■ **Description of the task**
Each record must be retyped in full. No character may differ.

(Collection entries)
◇ ◇ ◇ ◇ ◇

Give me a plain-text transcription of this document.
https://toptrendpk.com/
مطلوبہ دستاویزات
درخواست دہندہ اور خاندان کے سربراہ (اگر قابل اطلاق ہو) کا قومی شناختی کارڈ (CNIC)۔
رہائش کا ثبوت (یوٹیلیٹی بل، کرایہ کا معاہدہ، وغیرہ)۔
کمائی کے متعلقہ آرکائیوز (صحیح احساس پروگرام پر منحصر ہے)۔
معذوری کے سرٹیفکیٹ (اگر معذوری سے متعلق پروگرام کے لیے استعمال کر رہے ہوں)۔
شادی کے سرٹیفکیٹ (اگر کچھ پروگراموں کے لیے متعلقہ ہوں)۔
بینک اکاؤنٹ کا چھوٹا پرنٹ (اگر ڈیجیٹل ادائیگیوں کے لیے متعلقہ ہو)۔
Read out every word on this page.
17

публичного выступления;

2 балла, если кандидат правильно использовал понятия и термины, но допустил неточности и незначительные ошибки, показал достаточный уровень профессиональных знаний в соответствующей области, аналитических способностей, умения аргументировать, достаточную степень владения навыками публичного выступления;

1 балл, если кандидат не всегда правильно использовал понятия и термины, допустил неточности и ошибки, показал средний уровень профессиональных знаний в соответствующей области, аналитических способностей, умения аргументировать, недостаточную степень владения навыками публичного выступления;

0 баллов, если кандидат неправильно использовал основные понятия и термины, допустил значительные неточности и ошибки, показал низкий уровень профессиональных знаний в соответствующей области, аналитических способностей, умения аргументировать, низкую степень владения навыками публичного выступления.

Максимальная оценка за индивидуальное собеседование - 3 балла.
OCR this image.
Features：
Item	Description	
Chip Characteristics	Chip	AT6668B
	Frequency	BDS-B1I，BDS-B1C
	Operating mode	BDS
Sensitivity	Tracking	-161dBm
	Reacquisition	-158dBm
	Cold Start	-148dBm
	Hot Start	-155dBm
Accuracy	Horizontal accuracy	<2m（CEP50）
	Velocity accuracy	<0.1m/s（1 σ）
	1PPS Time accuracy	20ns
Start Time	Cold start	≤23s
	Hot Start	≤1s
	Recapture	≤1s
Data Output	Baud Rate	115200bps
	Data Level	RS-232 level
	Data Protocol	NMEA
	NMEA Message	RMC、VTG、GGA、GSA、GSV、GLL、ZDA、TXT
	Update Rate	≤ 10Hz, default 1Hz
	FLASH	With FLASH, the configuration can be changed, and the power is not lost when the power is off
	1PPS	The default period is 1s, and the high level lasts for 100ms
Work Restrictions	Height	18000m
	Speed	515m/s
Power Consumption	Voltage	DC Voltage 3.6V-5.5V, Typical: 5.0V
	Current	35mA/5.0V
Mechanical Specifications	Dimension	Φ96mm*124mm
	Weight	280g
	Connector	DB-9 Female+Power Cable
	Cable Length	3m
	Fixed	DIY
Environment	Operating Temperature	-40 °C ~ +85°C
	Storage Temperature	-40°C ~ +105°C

◇ ◇ ◇ ◇ ◇

■ **Response**
Give me a plain-text transcription of this document.
https://toptrendpk.com/
مطلوبہ دستاویزات
درخواست دہندہ اور خاندان کے سربراہ (اگر قابل اطلاق ہو) کا قومی شناختی کارڈ (CNIC)۔
رہائش کا ثبوت (یوٹیلیٹی بل، کرایہ کا معاہدہ، وغیرہ)۔
کمائی کے متعلقہ آرکائیوز (صحیح احساس پروگرام پر منحصر ہے)۔
معذوری کے سرٹیفکیٹ (اگر معذوری سے متعلق پروگرام کے لیے استعمال کر رہے ہوں)۔
شادی کے سرٹیفکیٹ (اگر کچھ پروگراموں کے لیے متعلقہ ہوں)۔
بینک اکاؤنٹ کا چھوٹا پرنٹ (اگر ڈیجیٹل ادائیگیوں کے لیے متعلقہ ہو)۔
Read out every word on this page.
17

публичного выступления;

2 балла, если кандидат правильно использовал понятия и термины, но допустил неточности и незначительные ошибки, показал достаточный уровень профессиональных знаний в соответствующей области, аналитических способностей, умения аргументировать, достаточную степень владения навыками публичного выступления;

1 балл, если кандидат не всегда правильно использовал понятия и термины, допустил неточности и ошибки, показал средний уровень профессиональных знаний в соответствующей области, аналитических способностей, умения аргументировать, недостаточную степень владения навыками публичного выступления;

0 баллов, если кандидат неправильно использовал основные понятия и термины, допустил значительные неточности и ошибки, показал низкий уровень профессиональных знаний в соответствующей области, аналитических способностей, умения аргументировать, низкую степень владения навыками публичного выступления.

Максимальная оценка за индивидуальное собеседование - 3 балла.
OCR this image.
Features：
Item	Description	
Chip Characteristics	Chip	AT6668B
	Frequency	BDS-B1I，BDS-B1C
	Operating mode	BDS
Sensitivity	Tracking	-161dBm
	Reacquisition	-158dBm
	Cold Start	-148dBm
	Hot Start	-155dBm
Accuracy	Horizontal accuracy	<2m（CEP50）
	Velocity accuracy	<0.1m/s（1 σ）
	1PPS Time accuracy	20ns
Start Time	Cold start	≤23s
	Hot Start	≤1s
	Recapture	≤1s
Data Output	Baud Rate	115200bps
	Data Level	RS-232 level
	Data Protocol	NMEA
	NMEA Message	RMC、VTG、GGA、GSA、GSV、GLL、ZDA、TXT
	Update Rate	≤ 10Hz, default 1Hz
	FLASH	With FLASH, the configuration can be changed, and the power is not lost when the power is off
	1PPS	The default period is 1s, and the high level lasts for 100ms
Work Restrictions	Height	18000m
	Speed	515m/s
Power Consumption	Voltage	DC Voltage 3.6V-5.5V, Typical: 5.0V
	Current	35mA/5.0V
Mechanical Specifications	Dimension	Φ96mm*124mm
	Weight	280g
	Connector	DB-9 Female+Power Cable
	Cable Length	3m
	Fixed	DIY
Environment	Operating Temperature	-40 °C ~ +85°C
	Storage Temperature	-40°C ~ +105°C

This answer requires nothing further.